◆ Goal: Please find all lines in the data that hold the string "nearly" and copy them.

◆ Information shown:
------------------------------------

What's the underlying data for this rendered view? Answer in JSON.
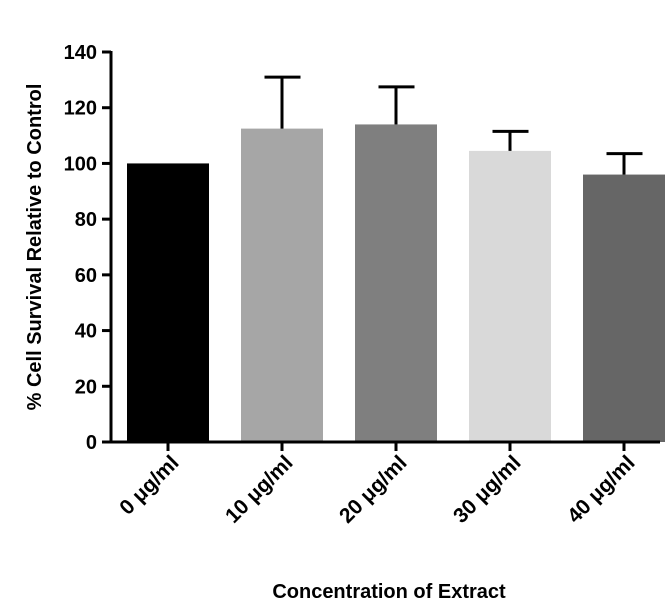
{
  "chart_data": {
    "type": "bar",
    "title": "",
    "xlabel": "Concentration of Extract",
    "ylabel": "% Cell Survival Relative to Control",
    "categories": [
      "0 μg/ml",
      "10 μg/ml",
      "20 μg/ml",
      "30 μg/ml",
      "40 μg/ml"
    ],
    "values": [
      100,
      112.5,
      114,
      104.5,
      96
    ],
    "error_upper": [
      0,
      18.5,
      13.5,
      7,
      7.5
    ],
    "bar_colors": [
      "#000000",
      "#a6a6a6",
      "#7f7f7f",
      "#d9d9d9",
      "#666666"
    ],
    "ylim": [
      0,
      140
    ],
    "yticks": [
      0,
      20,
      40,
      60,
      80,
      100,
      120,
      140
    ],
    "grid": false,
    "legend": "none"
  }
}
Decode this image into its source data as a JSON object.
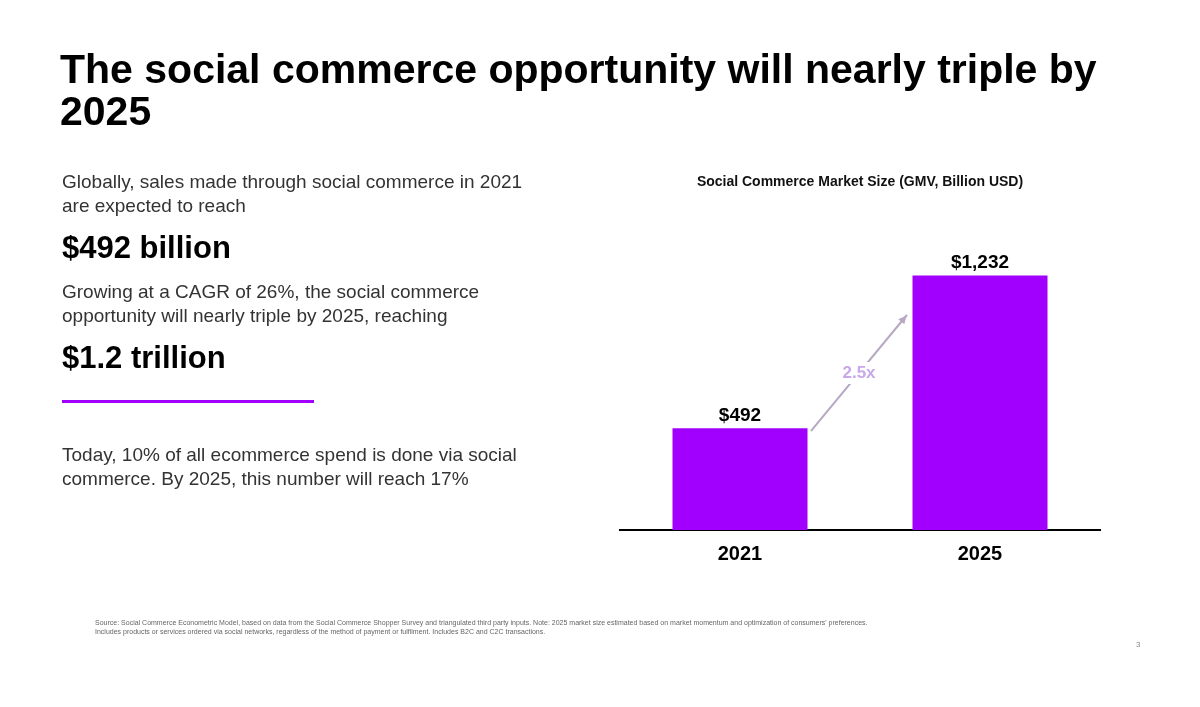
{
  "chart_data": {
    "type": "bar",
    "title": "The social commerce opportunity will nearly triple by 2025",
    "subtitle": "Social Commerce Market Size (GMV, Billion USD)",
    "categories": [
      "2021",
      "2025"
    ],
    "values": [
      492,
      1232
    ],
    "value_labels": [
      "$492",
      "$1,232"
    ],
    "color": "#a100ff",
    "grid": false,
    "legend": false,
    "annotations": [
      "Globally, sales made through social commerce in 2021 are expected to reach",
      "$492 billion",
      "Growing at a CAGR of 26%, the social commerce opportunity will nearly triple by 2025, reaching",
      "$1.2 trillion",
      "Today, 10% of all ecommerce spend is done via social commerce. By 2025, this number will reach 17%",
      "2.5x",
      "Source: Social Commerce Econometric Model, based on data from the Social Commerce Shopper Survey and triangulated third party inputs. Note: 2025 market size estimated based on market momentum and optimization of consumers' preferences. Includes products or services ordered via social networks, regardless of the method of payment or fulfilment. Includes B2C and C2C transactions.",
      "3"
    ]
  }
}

------------------------------------

◆ Exercise output:
    "title": "The social commerce opportunity will nearly triple by 2025",
      "Growing at a CAGR of 26%, the social commerce opportunity will nearly triple by 2025, reaching",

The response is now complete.